Задание 1: Выпишите из текста о голодоморе без изменений фрагмент, который начинается словами «Длительное время руководство» и заканчивается словами «для анализа ученых.».

Текст для чтения:
Никто из подписавших закон не понёс ответственности, а жертвы не получили компенсаций. А. С. Енукидзе[3], расстрелянному в 1937-м году, закон о колосках не был инкриминирован. Впоследствии он был реабилитирован как жертва политических репрессий.
3. Последствия голодомора
Усилия властей дали свои результаты. Если до конца 1932 года люди еще как-то справлялись с все ухудшавшимся положением, то с наступлением нового года и введением новых жестких государственных ограничений беда превратилась в катастрофу. С февраля 1933 года начался колоссальный рост смертности.
Длительное время руководство Советского государства либо скрывало сам факт разразившегося голода, либо преуменьшало его масштабы. Лишь в конце 80-х годов ХХ века стали открываться советские архивы, и многие документы, в том числе статистические материалы по смертности в СССР за первую половину 1930-х годов, итоги Всесоюзной переписи 1937 года, стали доступны для анализа ученых.
Как известно, сильнее всего связанные с голодом трагические события затронули Украину, где они расцениваются как одна из самых значительных трагедий ХХ века. В память о жертвах этого страшного голодомора 25 ноября 2002 года на Украине отмечался День памяти жертв голода и политических репрессий в соответствии с ранее опубликованным Указом Президента Украины от 7 февраля 2002 года «О мероприятиях в связи с 70-й годовщиной голодомора в Украине».

Материалы к заданию:
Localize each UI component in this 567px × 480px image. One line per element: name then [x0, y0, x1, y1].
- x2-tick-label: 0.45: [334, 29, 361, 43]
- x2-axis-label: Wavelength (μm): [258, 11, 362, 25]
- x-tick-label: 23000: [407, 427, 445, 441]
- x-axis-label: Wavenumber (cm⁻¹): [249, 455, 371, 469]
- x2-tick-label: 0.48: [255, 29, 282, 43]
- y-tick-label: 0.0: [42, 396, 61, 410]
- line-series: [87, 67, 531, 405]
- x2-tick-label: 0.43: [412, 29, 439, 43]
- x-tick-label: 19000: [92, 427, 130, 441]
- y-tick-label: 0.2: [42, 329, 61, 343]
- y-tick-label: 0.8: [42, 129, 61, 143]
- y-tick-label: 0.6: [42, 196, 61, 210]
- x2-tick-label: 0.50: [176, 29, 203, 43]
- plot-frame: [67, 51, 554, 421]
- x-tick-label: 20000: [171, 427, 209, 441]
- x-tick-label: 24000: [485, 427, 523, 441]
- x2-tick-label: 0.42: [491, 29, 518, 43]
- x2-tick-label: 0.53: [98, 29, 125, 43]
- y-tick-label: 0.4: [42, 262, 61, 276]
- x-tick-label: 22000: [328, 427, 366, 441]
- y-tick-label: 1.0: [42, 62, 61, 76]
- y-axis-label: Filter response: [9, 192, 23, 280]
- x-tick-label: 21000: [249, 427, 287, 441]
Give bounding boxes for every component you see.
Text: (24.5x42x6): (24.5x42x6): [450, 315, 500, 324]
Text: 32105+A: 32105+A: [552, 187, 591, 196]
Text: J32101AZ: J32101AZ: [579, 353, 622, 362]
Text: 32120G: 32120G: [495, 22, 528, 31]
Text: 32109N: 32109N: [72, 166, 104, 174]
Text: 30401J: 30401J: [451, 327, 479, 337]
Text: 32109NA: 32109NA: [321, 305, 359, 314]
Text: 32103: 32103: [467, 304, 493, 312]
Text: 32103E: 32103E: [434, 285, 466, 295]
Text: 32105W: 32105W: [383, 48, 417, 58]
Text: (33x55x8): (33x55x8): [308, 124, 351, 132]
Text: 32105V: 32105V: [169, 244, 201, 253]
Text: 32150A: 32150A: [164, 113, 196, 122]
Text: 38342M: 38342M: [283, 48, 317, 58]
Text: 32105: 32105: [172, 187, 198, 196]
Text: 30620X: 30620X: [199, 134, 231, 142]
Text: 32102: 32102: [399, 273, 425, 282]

Задание 2: Оформите нумерованным списком только строки записей от самой первой до строки, содержащей «Text: 32103: 32103: [467, 304, 493, 312]», включительно. Пустые строки не включайте.

Ответ 1:
Длительное время руководство Советского государства либо скрывало сам факт разразившегося голода, либо преуменьшало его масштабы. Лишь в конце 80-х годов ХХ века стали открываться советские архивы, и многие документы, в том числе статистические материалы по смертности в СССР за первую половину 1930-х годов, итоги Всесоюзной переписи 1937 года, стали доступны для анализа ученых.

Ответ 2:
1. Localize each UI component in this 567px × 480px image. One line per element: name then [x0, y0, x1, y1].
2. - x2-tick-label: 0.45: [334, 29, 361, 43]
3. - x2-axis-label: Wavelength (μm): [258, 11, 362, 25]
4. - x-tick-label: 23000: [407, 427, 445, 441]
5. - x-axis-label: Wavenumber (cm⁻¹): [249, 455, 371, 469]
6. - x2-tick-label: 0.48: [255, 29, 282, 43]
7. - y-tick-label: 0.0: [42, 396, 61, 410]
8. - line-series: [87, 67, 531, 405]
9. - x2-tick-label: 0.43: [412, 29, 439, 43]
10. - x-tick-label: 19000: [92, 427, 130, 441]
11. - y-tick-label: 0.2: [42, 329, 61, 343]
12. - y-tick-label: 0.8: [42, 129, 61, 143]
13. - y-tick-label: 0.6: [42, 196, 61, 210]
14. - x2-tick-label: 0.50: [176, 29, 203, 43]
15. - plot-frame: [67, 51, 554, 421]
16. - x-tick-label: 20000: [171, 427, 209, 441]
17. - x-tick-label: 24000: [485, 427, 523, 441]
18. - x2-tick-label: 0.42: [491, 29, 518, 43]
19. - x2-tick-label: 0.53: [98, 29, 125, 43]
20. - y-tick-label: 0.4: [42, 262, 61, 276]
21. - x-tick-label: 22000: [328, 427, 366, 441]
22. - y-tick-label: 1.0: [42, 62, 61, 76]
23. - y-axis-label: Filter response: [9, 192, 23, 280]
24. - x-tick-label: 21000: [249, 427, 287, 441]
25. Give bounding boxes for every component you see.
26. Text: (24.5x42x6): (24.5x42x6): [450, 315, 500, 324]
27. Text: 32105+A: 32105+A: [552, 187, 591, 196]
28. Text: J32101AZ: J32101AZ: [579, 353, 622, 362]
29. Text: 32120G: 32120G: [495, 22, 528, 31]
30. Text: 32109N: 32109N: [72, 166, 104, 174]
31. Text: 30401J: 30401J: [451, 327, 479, 337]
32. Text: 32109NA: 32109NA: [321, 305, 359, 314]
33. Text: 32103: 32103: [467, 304, 493, 312]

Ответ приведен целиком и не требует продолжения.